(Problem statement)
Review the listing and copy each line that holds the word "sveta".

(Data)
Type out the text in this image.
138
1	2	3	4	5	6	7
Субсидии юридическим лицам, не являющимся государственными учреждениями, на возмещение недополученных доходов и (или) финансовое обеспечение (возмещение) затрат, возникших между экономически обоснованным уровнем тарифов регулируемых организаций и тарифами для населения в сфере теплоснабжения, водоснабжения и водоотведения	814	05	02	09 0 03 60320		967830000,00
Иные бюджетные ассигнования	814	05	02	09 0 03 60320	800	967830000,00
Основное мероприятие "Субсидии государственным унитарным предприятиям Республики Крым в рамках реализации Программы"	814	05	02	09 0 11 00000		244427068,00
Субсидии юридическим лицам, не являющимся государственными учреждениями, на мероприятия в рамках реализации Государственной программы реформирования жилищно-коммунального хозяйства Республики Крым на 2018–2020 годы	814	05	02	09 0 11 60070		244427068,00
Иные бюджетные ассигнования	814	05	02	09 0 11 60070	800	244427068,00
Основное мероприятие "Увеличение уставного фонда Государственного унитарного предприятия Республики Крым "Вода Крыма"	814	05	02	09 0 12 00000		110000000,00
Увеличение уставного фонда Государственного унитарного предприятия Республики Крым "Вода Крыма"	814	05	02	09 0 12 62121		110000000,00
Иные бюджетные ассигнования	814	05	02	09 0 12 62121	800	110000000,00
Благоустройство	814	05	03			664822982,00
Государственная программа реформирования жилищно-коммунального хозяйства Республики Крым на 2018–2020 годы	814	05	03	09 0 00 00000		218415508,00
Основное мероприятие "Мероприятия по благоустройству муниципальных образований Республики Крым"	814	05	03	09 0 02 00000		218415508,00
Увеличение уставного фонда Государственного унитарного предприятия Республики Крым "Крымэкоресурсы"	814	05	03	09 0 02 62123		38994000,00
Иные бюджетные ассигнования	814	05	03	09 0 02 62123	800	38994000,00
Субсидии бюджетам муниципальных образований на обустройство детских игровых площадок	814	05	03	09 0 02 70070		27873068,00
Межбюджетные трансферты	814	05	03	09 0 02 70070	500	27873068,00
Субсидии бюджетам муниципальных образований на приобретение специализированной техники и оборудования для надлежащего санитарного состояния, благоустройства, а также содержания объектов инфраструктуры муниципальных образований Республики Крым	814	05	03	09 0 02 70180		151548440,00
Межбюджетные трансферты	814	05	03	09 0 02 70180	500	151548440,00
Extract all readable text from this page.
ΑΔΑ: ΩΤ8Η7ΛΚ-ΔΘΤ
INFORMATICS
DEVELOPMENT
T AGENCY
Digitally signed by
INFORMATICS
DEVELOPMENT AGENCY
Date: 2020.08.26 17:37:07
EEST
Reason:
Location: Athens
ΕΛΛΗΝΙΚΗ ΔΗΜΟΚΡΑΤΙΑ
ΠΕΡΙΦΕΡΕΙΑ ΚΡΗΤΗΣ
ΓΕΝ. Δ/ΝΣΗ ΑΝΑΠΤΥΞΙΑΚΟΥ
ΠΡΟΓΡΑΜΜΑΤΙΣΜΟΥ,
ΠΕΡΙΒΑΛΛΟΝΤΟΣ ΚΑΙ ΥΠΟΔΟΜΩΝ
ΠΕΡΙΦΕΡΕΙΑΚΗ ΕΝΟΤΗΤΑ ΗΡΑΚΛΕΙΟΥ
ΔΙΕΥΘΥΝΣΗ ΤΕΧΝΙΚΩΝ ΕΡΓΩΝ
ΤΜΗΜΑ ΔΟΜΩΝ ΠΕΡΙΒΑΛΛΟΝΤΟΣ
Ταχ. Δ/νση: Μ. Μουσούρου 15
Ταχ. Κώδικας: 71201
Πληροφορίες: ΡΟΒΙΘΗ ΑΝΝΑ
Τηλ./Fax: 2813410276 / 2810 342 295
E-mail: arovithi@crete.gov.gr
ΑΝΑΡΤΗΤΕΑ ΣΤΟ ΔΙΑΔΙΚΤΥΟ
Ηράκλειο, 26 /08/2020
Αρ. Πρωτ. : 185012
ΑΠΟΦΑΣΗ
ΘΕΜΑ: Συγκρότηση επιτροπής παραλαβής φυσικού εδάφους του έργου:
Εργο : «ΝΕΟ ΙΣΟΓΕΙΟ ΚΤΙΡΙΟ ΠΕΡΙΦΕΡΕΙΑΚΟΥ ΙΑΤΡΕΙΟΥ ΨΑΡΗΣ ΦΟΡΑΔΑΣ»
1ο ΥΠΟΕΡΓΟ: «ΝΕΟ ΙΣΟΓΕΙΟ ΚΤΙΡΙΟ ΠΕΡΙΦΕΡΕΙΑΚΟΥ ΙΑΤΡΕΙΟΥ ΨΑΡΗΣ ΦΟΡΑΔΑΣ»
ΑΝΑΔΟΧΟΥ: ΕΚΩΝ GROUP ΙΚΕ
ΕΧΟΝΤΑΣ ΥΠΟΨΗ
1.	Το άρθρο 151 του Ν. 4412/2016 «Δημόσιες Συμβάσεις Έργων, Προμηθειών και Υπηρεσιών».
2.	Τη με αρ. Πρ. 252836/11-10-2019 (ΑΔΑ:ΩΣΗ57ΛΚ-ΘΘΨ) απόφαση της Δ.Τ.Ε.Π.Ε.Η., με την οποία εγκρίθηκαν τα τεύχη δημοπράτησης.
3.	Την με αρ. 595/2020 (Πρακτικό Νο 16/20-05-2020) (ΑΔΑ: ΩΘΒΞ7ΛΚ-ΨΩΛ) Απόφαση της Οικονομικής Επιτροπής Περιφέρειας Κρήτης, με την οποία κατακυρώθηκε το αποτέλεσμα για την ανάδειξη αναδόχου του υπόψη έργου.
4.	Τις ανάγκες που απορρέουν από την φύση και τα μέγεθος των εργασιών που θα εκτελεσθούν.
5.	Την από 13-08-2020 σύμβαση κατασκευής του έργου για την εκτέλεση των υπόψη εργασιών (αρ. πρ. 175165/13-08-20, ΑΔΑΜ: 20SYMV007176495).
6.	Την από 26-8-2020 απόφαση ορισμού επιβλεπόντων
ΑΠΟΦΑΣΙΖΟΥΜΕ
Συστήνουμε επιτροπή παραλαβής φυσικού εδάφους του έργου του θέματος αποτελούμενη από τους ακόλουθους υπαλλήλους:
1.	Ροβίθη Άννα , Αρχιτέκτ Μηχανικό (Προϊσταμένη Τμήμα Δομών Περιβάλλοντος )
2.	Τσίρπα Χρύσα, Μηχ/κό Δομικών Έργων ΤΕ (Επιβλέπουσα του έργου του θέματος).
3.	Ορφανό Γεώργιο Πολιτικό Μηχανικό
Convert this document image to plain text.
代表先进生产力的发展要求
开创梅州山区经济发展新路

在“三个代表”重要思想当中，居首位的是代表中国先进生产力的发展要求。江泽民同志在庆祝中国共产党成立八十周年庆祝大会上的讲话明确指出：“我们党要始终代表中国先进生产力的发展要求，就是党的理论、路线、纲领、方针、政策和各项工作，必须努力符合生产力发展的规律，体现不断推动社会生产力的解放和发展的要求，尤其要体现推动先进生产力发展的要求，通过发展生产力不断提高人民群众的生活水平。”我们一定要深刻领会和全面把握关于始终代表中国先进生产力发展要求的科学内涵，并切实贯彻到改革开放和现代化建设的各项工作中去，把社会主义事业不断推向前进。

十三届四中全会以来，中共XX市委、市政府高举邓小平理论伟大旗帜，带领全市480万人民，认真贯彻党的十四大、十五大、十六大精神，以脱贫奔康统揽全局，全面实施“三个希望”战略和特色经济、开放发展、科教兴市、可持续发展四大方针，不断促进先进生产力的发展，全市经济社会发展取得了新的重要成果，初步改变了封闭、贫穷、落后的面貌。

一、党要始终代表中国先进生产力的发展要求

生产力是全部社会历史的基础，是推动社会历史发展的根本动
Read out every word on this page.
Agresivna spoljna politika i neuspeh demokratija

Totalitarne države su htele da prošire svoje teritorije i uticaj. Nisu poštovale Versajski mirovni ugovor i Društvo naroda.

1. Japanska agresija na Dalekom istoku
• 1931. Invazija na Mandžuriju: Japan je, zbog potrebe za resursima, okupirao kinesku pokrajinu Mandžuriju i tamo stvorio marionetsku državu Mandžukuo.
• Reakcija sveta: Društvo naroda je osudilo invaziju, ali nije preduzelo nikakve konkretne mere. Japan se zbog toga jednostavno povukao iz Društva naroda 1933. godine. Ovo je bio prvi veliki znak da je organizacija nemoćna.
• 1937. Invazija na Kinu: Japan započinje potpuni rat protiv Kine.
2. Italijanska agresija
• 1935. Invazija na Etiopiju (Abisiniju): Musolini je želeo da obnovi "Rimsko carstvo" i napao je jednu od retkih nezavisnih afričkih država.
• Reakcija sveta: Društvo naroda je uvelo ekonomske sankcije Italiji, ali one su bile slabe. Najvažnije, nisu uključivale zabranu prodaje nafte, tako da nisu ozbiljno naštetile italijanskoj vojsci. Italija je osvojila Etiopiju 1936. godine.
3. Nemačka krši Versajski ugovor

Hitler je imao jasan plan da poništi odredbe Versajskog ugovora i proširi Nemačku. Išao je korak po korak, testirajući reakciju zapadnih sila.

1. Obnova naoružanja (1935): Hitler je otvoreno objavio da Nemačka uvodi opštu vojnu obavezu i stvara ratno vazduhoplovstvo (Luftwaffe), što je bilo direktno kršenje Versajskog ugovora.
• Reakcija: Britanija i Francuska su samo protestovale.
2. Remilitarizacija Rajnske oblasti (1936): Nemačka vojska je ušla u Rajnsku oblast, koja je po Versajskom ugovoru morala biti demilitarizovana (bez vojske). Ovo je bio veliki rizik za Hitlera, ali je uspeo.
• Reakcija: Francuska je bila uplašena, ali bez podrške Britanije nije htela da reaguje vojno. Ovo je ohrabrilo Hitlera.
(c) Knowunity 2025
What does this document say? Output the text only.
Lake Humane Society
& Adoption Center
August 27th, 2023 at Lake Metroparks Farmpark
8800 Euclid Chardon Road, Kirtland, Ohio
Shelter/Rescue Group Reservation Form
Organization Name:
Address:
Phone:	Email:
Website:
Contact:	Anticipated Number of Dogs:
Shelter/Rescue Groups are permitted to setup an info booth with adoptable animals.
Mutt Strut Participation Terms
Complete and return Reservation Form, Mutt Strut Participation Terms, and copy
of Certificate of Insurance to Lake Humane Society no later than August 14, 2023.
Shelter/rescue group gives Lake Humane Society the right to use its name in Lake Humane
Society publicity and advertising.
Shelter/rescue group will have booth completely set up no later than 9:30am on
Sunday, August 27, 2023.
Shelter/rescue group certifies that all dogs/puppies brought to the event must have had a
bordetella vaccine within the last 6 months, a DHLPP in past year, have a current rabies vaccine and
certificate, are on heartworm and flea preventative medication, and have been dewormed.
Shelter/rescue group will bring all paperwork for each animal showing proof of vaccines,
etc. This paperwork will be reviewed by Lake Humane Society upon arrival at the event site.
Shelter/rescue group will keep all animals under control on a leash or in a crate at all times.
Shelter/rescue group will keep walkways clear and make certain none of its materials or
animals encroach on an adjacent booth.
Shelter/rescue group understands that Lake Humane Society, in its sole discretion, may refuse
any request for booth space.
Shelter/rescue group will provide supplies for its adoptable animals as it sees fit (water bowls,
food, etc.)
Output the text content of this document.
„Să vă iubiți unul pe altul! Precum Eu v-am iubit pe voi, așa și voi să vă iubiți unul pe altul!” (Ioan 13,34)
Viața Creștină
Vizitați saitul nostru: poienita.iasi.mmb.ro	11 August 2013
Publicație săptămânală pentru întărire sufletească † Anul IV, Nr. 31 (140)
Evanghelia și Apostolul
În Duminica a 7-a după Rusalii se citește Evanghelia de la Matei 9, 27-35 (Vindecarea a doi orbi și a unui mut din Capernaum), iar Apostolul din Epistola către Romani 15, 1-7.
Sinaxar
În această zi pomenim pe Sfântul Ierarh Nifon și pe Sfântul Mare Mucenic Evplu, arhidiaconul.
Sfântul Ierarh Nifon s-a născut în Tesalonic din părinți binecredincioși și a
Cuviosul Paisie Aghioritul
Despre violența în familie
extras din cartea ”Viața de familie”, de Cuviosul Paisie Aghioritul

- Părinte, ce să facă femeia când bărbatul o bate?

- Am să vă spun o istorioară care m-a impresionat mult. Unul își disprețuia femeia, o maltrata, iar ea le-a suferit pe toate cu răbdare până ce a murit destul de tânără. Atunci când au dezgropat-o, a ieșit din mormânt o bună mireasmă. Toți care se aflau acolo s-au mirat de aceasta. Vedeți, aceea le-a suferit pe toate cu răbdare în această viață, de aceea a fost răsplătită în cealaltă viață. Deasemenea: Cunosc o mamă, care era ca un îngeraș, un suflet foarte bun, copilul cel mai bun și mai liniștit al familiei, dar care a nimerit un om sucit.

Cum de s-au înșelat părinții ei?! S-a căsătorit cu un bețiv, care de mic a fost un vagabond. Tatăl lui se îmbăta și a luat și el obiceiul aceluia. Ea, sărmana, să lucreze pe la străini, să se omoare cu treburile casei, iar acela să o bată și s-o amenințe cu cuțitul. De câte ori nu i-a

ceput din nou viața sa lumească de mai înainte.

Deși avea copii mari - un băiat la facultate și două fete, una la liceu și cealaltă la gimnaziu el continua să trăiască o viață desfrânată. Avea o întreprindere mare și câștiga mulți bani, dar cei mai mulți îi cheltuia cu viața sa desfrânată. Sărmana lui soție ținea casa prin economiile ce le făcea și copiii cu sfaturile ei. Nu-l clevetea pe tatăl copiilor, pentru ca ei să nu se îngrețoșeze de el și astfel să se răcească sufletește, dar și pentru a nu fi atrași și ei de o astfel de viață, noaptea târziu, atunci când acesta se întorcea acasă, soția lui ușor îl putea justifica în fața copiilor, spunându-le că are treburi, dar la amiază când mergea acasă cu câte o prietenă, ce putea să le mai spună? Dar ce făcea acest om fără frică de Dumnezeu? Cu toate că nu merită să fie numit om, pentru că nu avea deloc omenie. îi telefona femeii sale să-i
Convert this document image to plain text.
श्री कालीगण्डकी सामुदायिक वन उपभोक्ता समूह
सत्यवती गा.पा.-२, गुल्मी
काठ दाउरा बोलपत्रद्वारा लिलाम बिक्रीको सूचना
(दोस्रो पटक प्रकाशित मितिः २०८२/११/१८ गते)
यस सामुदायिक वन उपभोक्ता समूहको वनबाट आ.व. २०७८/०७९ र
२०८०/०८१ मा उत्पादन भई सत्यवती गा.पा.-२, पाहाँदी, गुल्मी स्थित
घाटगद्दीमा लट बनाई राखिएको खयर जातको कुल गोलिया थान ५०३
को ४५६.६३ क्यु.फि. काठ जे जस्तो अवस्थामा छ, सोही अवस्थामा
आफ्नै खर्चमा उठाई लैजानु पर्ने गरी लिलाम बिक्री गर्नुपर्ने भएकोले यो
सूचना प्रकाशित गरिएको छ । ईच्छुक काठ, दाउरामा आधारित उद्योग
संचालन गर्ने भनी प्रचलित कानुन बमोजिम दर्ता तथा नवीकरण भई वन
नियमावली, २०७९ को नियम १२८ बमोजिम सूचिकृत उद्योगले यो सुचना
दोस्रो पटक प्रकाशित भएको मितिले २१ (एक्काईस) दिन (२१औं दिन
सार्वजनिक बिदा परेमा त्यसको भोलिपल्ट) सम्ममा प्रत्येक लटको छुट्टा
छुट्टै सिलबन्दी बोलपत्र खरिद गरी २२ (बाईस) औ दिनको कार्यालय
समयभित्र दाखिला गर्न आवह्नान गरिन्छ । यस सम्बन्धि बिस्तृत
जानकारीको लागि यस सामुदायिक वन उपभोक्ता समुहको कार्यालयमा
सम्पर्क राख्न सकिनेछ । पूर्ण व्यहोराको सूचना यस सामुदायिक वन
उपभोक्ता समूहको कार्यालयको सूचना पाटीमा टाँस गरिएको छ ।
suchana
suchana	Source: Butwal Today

(Reply to the exercise)
• Reakcija sveta: Društvo naroda je osudilo invaziju, ali nije preduzelo nikakve konkretne mere. Japan se zbog toga jednostavno povukao iz Društva naroda 1933. godine. Ovo je bio prvi veliki znak da je organizacija nemoćna.
• Reakcija sveta: Društvo naroda je uvelo ekonomske sankcije Italiji, ali one su bile slabe. Najvažnije, nisu uključivale zabranu prodaje nafte, tako da nisu ozbiljno naštetile italijanskoj vojsci. Italija je osvojila Etiopiju 1936. godine.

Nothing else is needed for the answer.